(Stored data)
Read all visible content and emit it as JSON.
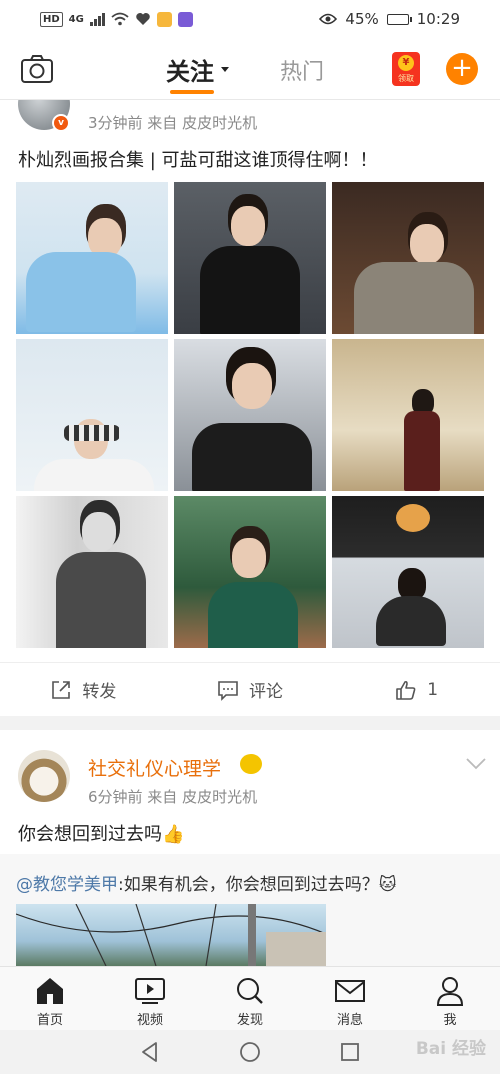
{
  "status_bar": {
    "network_badge": "HD",
    "network_type": "4G",
    "battery_text": "45%",
    "battery_level": 0.45,
    "time": "10:29"
  },
  "header": {
    "tab_follow": "关注",
    "tab_hot": "热门",
    "redpacket_label": "领取",
    "redpacket_coin": "¥",
    "compose_symbol": "+"
  },
  "post1": {
    "vip_mark": "v",
    "meta": "3分钟前  来自 皮皮时光机",
    "text": "朴灿烈画报合集 | 可盐可甜这谁顶得住啊！！",
    "actions": {
      "repost": "转发",
      "comment": "评论",
      "like_count": "1"
    }
  },
  "post2": {
    "user_name": "社交礼仪心理学",
    "meta": "6分钟前  来自 皮皮时光机",
    "text": "你会想回到过去吗👍",
    "repost": {
      "mention": "@教您学美甲",
      "text": ":如果有机会，你会想回到过去吗？🐱"
    }
  },
  "tabbar": {
    "home": "首页",
    "video": "视频",
    "discover": "发现",
    "messages": "消息",
    "me": "我"
  },
  "watermark": "Bai 经验",
  "colors": {
    "accent": "#ff8200",
    "username": "#e86f0b",
    "mention": "#4e79a8"
  }
}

* Directions
Show every line from the entries above in which "皮皮时光机" appears.

* The answer
    "meta": "3分钟前  来自 皮皮时光机",
    "meta": "6分钟前  来自 皮皮时光机",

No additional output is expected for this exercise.